Can you transcribe every line of the records below word for word, leaving the pictures out?
-- start Input for this task --
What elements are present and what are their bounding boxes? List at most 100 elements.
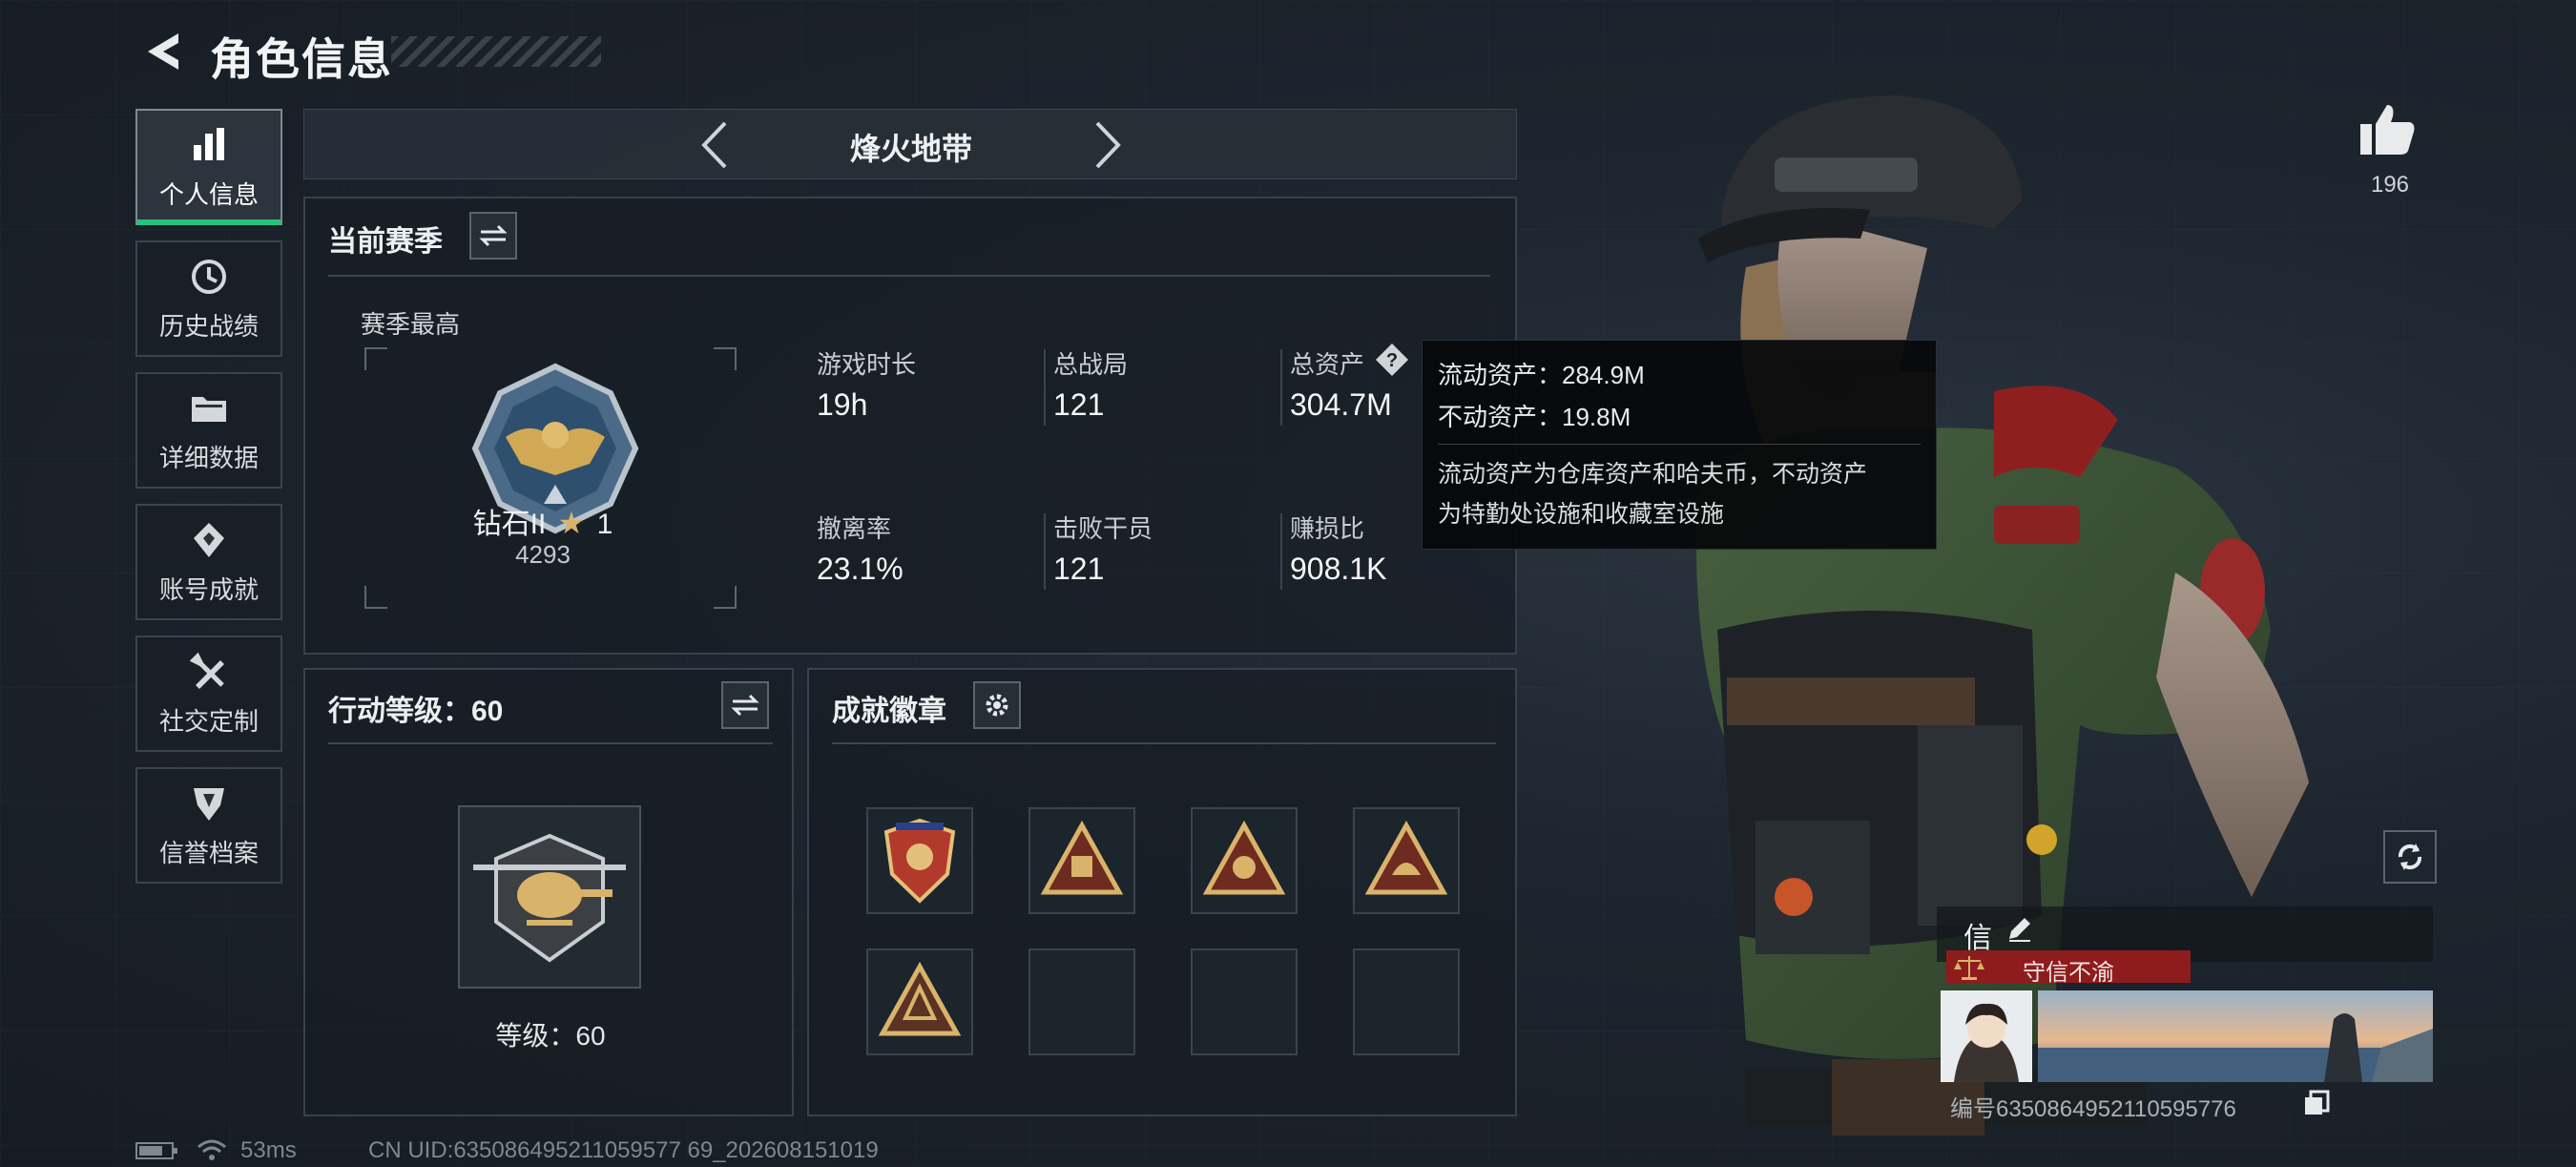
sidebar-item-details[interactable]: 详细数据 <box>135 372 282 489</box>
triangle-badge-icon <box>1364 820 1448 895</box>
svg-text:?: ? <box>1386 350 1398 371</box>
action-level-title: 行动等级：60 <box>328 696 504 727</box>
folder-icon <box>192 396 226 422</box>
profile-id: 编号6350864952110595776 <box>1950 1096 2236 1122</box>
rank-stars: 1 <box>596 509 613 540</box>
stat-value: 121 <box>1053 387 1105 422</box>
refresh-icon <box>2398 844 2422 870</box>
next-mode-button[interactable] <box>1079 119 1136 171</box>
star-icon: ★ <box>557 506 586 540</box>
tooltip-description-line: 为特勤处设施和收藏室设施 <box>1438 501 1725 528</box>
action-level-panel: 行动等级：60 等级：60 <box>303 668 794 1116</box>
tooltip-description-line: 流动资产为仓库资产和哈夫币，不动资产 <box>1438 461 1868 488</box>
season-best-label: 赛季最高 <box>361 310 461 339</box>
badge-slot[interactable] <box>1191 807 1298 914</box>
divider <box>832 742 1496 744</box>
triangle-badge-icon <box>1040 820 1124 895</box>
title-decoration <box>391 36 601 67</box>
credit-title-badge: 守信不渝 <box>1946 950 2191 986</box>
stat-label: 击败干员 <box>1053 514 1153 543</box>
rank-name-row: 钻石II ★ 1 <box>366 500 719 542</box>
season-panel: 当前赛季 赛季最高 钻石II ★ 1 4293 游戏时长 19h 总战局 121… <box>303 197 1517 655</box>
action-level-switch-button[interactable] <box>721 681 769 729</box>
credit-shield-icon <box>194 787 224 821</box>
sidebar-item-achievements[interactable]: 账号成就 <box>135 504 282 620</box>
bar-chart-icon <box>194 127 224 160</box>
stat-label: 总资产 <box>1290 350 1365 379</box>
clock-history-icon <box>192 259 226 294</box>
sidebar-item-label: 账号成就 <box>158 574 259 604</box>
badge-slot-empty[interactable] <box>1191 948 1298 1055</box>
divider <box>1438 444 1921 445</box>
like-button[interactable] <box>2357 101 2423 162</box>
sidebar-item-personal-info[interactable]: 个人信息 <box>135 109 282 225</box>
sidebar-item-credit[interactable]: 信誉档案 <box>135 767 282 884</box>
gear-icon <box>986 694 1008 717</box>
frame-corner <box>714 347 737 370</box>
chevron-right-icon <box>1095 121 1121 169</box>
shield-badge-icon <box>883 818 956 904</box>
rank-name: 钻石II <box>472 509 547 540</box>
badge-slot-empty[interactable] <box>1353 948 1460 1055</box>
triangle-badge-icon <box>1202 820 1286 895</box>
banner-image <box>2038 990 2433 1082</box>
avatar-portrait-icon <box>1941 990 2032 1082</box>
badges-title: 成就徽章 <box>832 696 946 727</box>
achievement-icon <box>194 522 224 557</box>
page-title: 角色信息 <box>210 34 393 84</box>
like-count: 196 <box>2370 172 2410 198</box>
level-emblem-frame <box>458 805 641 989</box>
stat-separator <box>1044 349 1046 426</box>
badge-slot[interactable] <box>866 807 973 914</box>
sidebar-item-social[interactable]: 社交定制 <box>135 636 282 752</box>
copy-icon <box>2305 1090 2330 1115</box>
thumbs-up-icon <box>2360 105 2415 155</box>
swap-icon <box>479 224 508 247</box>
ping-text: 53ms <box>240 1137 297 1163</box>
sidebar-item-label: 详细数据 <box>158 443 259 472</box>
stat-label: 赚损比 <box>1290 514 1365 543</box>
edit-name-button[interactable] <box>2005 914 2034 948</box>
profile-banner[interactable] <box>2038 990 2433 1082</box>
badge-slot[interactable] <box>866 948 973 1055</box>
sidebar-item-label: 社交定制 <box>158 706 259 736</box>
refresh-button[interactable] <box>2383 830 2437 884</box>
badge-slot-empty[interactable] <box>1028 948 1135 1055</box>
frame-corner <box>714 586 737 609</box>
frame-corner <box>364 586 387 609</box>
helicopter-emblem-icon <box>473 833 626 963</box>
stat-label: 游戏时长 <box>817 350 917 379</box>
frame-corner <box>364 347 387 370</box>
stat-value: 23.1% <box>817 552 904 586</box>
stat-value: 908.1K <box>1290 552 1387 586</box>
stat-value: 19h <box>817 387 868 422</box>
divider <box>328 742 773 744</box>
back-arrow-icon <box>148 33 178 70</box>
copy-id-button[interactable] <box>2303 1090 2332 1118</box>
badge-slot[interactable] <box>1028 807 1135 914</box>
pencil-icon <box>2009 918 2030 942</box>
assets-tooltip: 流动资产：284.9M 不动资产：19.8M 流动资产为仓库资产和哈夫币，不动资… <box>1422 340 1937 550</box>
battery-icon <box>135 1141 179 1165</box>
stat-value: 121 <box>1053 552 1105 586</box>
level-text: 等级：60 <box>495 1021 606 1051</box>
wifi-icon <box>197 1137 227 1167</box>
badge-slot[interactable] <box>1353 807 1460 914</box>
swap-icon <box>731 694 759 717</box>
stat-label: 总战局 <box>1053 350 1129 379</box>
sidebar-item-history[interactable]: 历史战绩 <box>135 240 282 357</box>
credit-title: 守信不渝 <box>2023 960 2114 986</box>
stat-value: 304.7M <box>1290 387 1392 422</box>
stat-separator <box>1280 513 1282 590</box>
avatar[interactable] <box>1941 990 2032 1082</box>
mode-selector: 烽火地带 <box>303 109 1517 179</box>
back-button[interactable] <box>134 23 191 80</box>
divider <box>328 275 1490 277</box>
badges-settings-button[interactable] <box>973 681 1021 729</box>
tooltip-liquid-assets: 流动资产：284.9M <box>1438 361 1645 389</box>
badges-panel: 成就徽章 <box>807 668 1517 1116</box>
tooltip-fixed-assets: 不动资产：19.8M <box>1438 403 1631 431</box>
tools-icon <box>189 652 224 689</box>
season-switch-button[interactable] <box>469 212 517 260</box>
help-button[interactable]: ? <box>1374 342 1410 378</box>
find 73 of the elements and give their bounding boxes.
-- end Input for this task --
— The answer —
What elements are present and what are their bounding boxes? List at most 100 elements.
sidebar-item-details[interactable]: 详细数据 <box>135 372 282 489</box>
triangle-badge-icon <box>1364 820 1448 895</box>
svg-text:?: ? <box>1386 350 1398 371</box>
action-level-title: 行动等级：60 <box>328 696 504 727</box>
folder-icon <box>192 396 226 422</box>
profile-id: 编号6350864952110595776 <box>1950 1096 2236 1122</box>
rank-stars: 1 <box>596 509 613 540</box>
stat-value: 121 <box>1053 387 1105 422</box>
refresh-icon <box>2398 844 2422 870</box>
next-mode-button[interactable] <box>1079 119 1136 171</box>
star-icon: ★ <box>557 506 586 540</box>
tooltip-description-line: 为特勤处设施和收藏室设施 <box>1438 501 1725 528</box>
action-level-panel: 行动等级：60 等级：60 <box>303 668 794 1116</box>
tooltip-description-line: 流动资产为仓库资产和哈夫币，不动资产 <box>1438 461 1868 488</box>
season-best-label: 赛季最高 <box>361 310 461 339</box>
badge-slot[interactable] <box>1191 807 1298 914</box>
divider <box>832 742 1496 744</box>
triangle-badge-icon <box>1040 820 1124 895</box>
title-decoration <box>391 36 601 67</box>
credit-title-badge: 守信不渝 <box>1946 950 2191 986</box>
stat-label: 击败干员 <box>1053 514 1153 543</box>
rank-name-row: 钻石II ★ 1 <box>366 500 719 542</box>
season-panel: 当前赛季 赛季最高 钻石II ★ 1 4293 游戏时长 19h 总战局 121… <box>303 197 1517 655</box>
action-level-switch-button[interactable] <box>721 681 769 729</box>
credit-shield-icon <box>194 787 224 821</box>
sidebar-item-achievements[interactable]: 账号成就 <box>135 504 282 620</box>
bar-chart-icon <box>194 127 224 160</box>
stat-label: 总资产 <box>1290 350 1365 379</box>
clock-history-icon <box>192 259 226 294</box>
sidebar-item-label: 账号成就 <box>158 574 259 604</box>
badge-slot-empty[interactable] <box>1191 948 1298 1055</box>
divider <box>1438 444 1921 445</box>
like-button[interactable] <box>2357 101 2423 162</box>
sidebar-item-personal-info[interactable]: 个人信息 <box>135 109 282 225</box>
sidebar-item-credit[interactable]: 信誉档案 <box>135 767 282 884</box>
gear-icon <box>986 694 1008 717</box>
frame-corner <box>714 347 737 370</box>
chevron-right-icon <box>1095 121 1121 169</box>
shield-badge-icon <box>883 818 956 904</box>
rank-name: 钻石II <box>472 509 547 540</box>
badge-slot-empty[interactable] <box>1353 948 1460 1055</box>
triangle-badge-icon <box>1202 820 1286 895</box>
banner-image <box>2038 990 2433 1082</box>
avatar-portrait-icon <box>1941 990 2032 1082</box>
badges-title: 成就徽章 <box>832 696 946 727</box>
achievement-icon <box>194 522 224 557</box>
page-title: 角色信息 <box>210 34 393 84</box>
like-count: 196 <box>2370 172 2410 198</box>
level-emblem-frame <box>458 805 641 989</box>
stat-separator <box>1044 349 1046 426</box>
badge-slot[interactable] <box>866 807 973 914</box>
sidebar-item-social[interactable]: 社交定制 <box>135 636 282 752</box>
copy-icon <box>2305 1090 2330 1115</box>
thumbs-up-icon <box>2360 105 2415 155</box>
swap-icon <box>479 224 508 247</box>
ping-text: 53ms <box>240 1137 297 1163</box>
sidebar-item-label: 详细数据 <box>158 443 259 472</box>
stat-label: 赚损比 <box>1290 514 1365 543</box>
edit-name-button[interactable] <box>2005 914 2034 948</box>
profile-banner[interactable] <box>2038 990 2433 1082</box>
badge-slot[interactable] <box>866 948 973 1055</box>
sidebar-item-label: 社交定制 <box>158 706 259 736</box>
refresh-button[interactable] <box>2383 830 2437 884</box>
badge-slot-empty[interactable] <box>1028 948 1135 1055</box>
frame-corner <box>714 586 737 609</box>
frame-corner <box>364 586 387 609</box>
helicopter-emblem-icon <box>473 833 626 963</box>
stat-label: 游戏时长 <box>817 350 917 379</box>
frame-corner <box>364 347 387 370</box>
stat-value: 23.1% <box>817 552 904 586</box>
stat-value: 908.1K <box>1290 552 1387 586</box>
stat-value: 19h <box>817 387 868 422</box>
divider <box>328 742 773 744</box>
back-arrow-icon <box>148 33 178 70</box>
copy-id-button[interactable] <box>2303 1090 2332 1118</box>
badge-slot[interactable] <box>1028 807 1135 914</box>
pencil-icon <box>2009 918 2030 942</box>
assets-tooltip: 流动资产：284.9M 不动资产：19.8M 流动资产为仓库资产和哈夫币，不动资… <box>1422 340 1937 550</box>
battery-icon <box>135 1141 179 1165</box>
stat-value: 121 <box>1053 552 1105 586</box>
level-text: 等级：60 <box>495 1021 606 1051</box>
wifi-icon <box>197 1137 227 1167</box>
badge-slot[interactable] <box>1353 807 1460 914</box>
swap-icon <box>731 694 759 717</box>
stat-label: 总战局 <box>1053 350 1129 379</box>
sidebar-item-history[interactable]: 历史战绩 <box>135 240 282 357</box>
credit-title: 守信不渝 <box>2023 960 2114 986</box>
stat-value: 304.7M <box>1290 387 1392 422</box>
stat-separator <box>1280 513 1282 590</box>
avatar[interactable] <box>1941 990 2032 1082</box>
mode-selector: 烽火地带 <box>303 109 1517 179</box>
back-button[interactable] <box>134 23 191 80</box>
divider <box>328 275 1490 277</box>
badges-settings-button[interactable] <box>973 681 1021 729</box>
tooltip-liquid-assets: 流动资产：284.9M <box>1438 361 1645 389</box>
badges-panel: 成就徽章 <box>807 668 1517 1116</box>
tooltip-fixed-assets: 不动资产：19.8M <box>1438 403 1631 431</box>
tools-icon <box>189 652 224 689</box>
season-switch-button[interactable] <box>469 212 517 260</box>
help-button[interactable]: ? <box>1374 342 1410 378</box>
find 73 of the elements and give their bounding boxes.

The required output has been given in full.